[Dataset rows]

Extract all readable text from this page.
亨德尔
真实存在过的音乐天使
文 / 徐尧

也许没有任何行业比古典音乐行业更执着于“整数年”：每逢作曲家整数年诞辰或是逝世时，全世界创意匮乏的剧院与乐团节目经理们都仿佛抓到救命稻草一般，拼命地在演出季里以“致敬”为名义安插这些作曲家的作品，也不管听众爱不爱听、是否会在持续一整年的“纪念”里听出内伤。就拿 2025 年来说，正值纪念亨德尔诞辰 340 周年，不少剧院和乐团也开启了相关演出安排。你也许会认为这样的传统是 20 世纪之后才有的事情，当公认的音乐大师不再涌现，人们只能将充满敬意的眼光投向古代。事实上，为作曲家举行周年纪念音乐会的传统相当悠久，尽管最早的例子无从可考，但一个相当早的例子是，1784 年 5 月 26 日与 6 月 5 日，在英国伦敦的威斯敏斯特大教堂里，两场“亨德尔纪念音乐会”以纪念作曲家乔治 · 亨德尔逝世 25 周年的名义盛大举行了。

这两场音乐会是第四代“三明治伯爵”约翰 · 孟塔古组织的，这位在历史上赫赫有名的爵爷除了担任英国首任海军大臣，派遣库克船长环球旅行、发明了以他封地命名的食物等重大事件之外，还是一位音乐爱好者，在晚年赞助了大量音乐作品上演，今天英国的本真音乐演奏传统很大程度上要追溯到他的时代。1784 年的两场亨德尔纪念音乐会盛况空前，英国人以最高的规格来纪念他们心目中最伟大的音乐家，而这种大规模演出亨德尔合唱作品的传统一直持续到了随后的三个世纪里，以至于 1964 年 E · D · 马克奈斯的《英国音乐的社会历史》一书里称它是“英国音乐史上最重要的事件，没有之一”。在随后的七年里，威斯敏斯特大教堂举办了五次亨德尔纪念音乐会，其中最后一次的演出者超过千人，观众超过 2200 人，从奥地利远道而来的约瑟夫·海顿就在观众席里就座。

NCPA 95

■ What the task requires
Repeat the records above exactly as they appear.

■ Result
Extract all readable text from this page.
亨德尔
真实存在过的音乐天使
文 / 徐尧

也许没有任何行业比古典音乐行业更执着于“整数年”：每逢作曲家整数年诞辰或是逝世时，全世界创意匮乏的剧院与乐团节目经理们都仿佛抓到救命稻草一般，拼命地在演出季里以“致敬”为名义安插这些作曲家的作品，也不管听众爱不爱听、是否会在持续一整年的“纪念”里听出内伤。就拿 2025 年来说，正值纪念亨德尔诞辰 340 周年，不少剧院和乐团也开启了相关演出安排。你也许会认为这样的传统是 20 世纪之后才有的事情，当公认的音乐大师不再涌现，人们只能将充满敬意的眼光投向古代。事实上，为作曲家举行周年纪念音乐会的传统相当悠久，尽管最早的例子无从可考，但一个相当早的例子是，1784 年 5 月 26 日与 6 月 5 日，在英国伦敦的威斯敏斯特大教堂里，两场“亨德尔纪念音乐会”以纪念作曲家乔治 · 亨德尔逝世 25 周年的名义盛大举行了。

这两场音乐会是第四代“三明治伯爵”约翰 · 孟塔古组织的，这位在历史上赫赫有名的爵爷除了担任英国首任海军大臣，派遣库克船长环球旅行、发明了以他封地命名的食物等重大事件之外，还是一位音乐爱好者，在晚年赞助了大量音乐作品上演，今天英国的本真音乐演奏传统很大程度上要追溯到他的时代。1784 年的两场亨德尔纪念音乐会盛况空前，英国人以最高的规格来纪念他们心目中最伟大的音乐家，而这种大规模演出亨德尔合唱作品的传统一直持续到了随后的三个世纪里，以至于 1964 年 E · D · 马克奈斯的《英国音乐的社会历史》一书里称它是“英国音乐史上最重要的事件，没有之一”。在随后的七年里，威斯敏斯特大教堂举办了五次亨德尔纪念音乐会，其中最后一次的演出者超过千人，观众超过 2200 人，从奥地利远道而来的约瑟夫·海顿就在观众席里就座。

NCPA 95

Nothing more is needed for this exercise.